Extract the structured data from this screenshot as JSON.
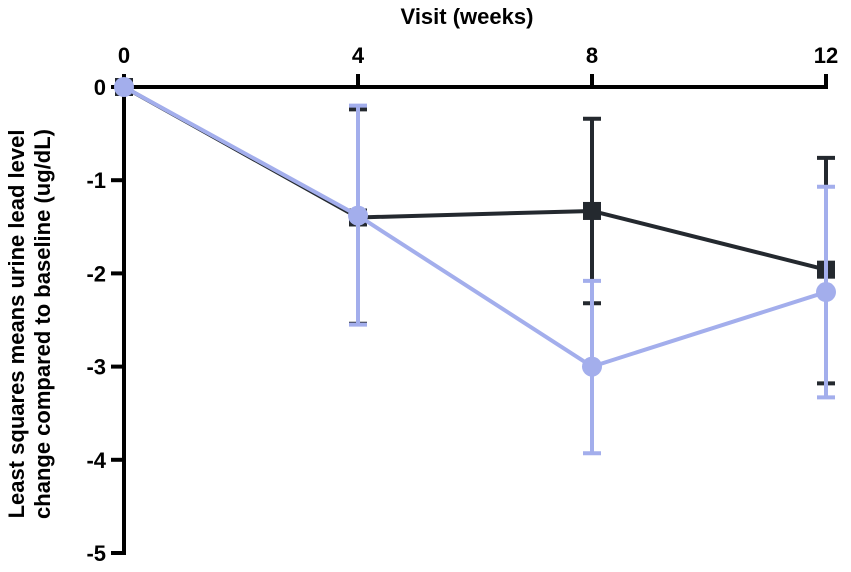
{
  "chart_data": {
    "type": "line",
    "xlabel": "Visit (weeks)",
    "ylabel_lines": [
      "Least squares means urine lead level",
      "change compared to baseline (ug/dL)"
    ],
    "x_ticks": [
      0,
      4,
      8,
      12
    ],
    "y_ticks": [
      0,
      -1,
      -2,
      -3,
      -4,
      -5
    ],
    "xlim": [
      0,
      12
    ],
    "ylim": [
      -5,
      0
    ],
    "x_axis_position": "top",
    "grid": false,
    "series": [
      {
        "marker": "square",
        "color": "#24292f",
        "x": [
          0,
          4,
          8,
          12
        ],
        "y": [
          0,
          -1.4,
          -1.33,
          -1.96
        ],
        "err_low": [
          0,
          -2.54,
          -2.32,
          -3.18
        ],
        "err_high": [
          0,
          -0.24,
          -0.34,
          -0.76
        ]
      },
      {
        "marker": "circle",
        "color": "#a3aeec",
        "x": [
          0,
          4,
          8,
          12
        ],
        "y": [
          0,
          -1.38,
          -3.0,
          -2.2
        ],
        "err_low": [
          0,
          -2.55,
          -3.93,
          -3.33
        ],
        "err_high": [
          0,
          -0.2,
          -2.08,
          -1.07
        ]
      }
    ]
  }
}
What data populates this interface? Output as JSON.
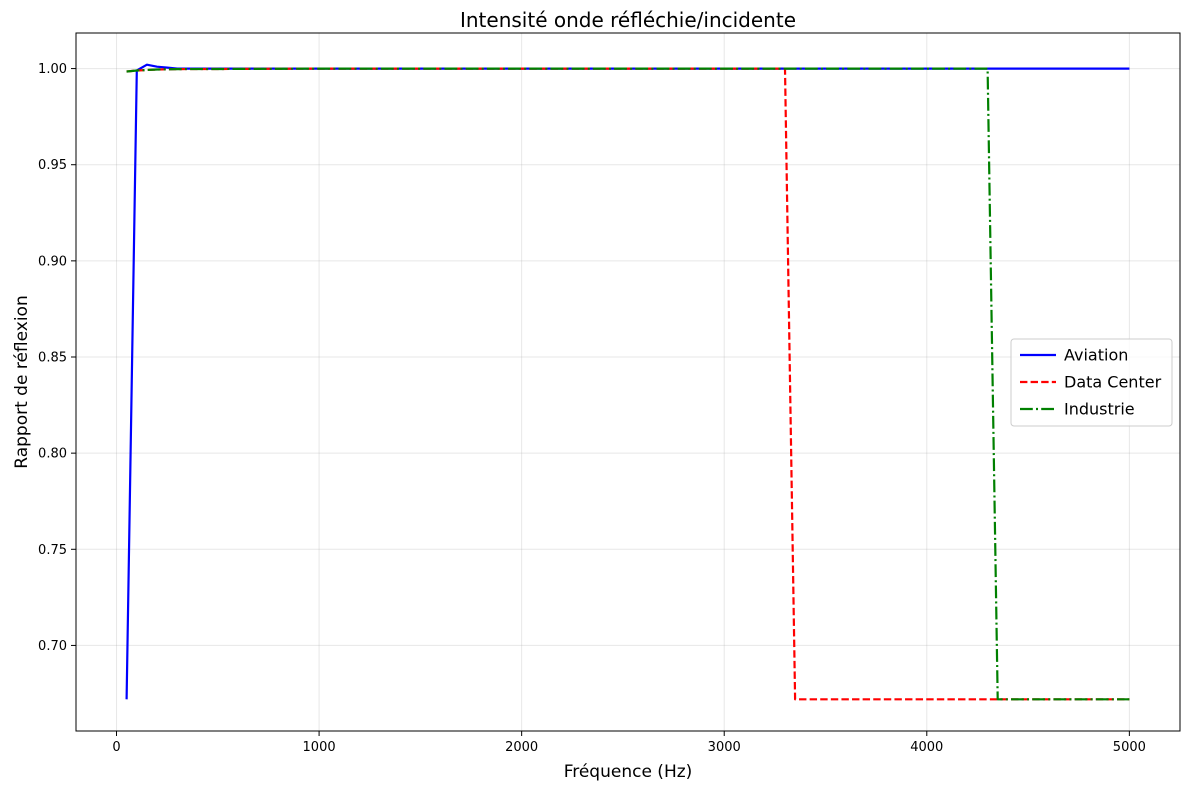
{
  "chart_data": {
    "type": "line",
    "title": "Intensité onde réfléchie/incidente",
    "xlabel": "Fréquence (Hz)",
    "ylabel": "Rapport de réflexion",
    "xlim": [
      -200,
      5250
    ],
    "ylim": [
      0.6555,
      1.0185
    ],
    "xticks": [
      0,
      1000,
      2000,
      3000,
      4000,
      5000
    ],
    "yticks": [
      0.7,
      0.75,
      0.8,
      0.85,
      0.9,
      0.95,
      1.0
    ],
    "grid": true,
    "legend_position": "center-right",
    "series": [
      {
        "name": "Aviation",
        "color": "#0000ff",
        "style": "solid",
        "x": [
          50,
          100,
          150,
          200,
          250,
          300,
          400,
          500,
          1000,
          2000,
          3000,
          4000,
          5000
        ],
        "y": [
          0.672,
          0.999,
          1.002,
          1.001,
          1.0005,
          1.0,
          1.0,
          1.0,
          1.0,
          1.0,
          1.0,
          1.0,
          1.0
        ]
      },
      {
        "name": "Data Center",
        "color": "#ff0000",
        "style": "dashed",
        "x": [
          50,
          100,
          200,
          300,
          500,
          1000,
          2000,
          3000,
          3300,
          3350,
          4000,
          5000
        ],
        "y": [
          0.9985,
          0.999,
          0.9995,
          0.9997,
          0.9998,
          1.0,
          1.0,
          1.0,
          1.0,
          0.672,
          0.672,
          0.672
        ]
      },
      {
        "name": "Industrie",
        "color": "#008000",
        "style": "dashdot",
        "x": [
          50,
          100,
          200,
          300,
          500,
          1000,
          2000,
          3000,
          4000,
          4300,
          4350,
          5000
        ],
        "y": [
          0.9985,
          0.999,
          0.9995,
          0.9997,
          0.9998,
          1.0,
          1.0,
          1.0,
          1.0,
          1.0,
          0.672,
          0.672
        ]
      }
    ]
  }
}
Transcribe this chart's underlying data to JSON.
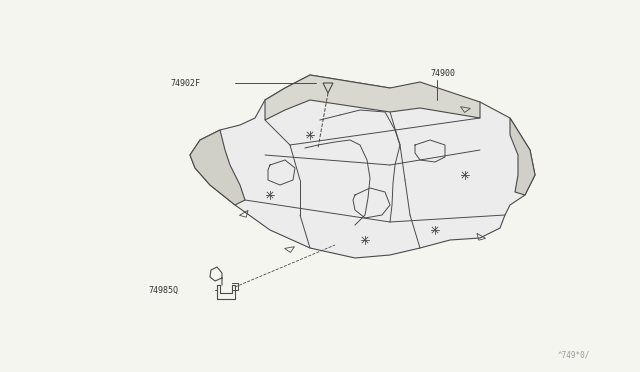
{
  "bg_color": "#f5f5f0",
  "line_color": "#4a4a4a",
  "label_color": "#333333",
  "watermark": "^749*0/",
  "fig_w": 6.4,
  "fig_h": 3.72,
  "dpi": 100
}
++++++++++
_WORK INSTRUCTIONS_. Skip the pictures and retype exactly the lines from the one that contains "Transcribe this chart's" to the last line of the records.

_CORRECT RESPONSE_.
Transcribe this chart's underlying data to JSON.
{
  "bg_color": "#f5f5f0",
  "line_color": "#4a4a4a",
  "label_color": "#333333",
  "watermark": "^749*0/",
  "fig_w": 6.4,
  "fig_h": 3.72,
  "dpi": 100
}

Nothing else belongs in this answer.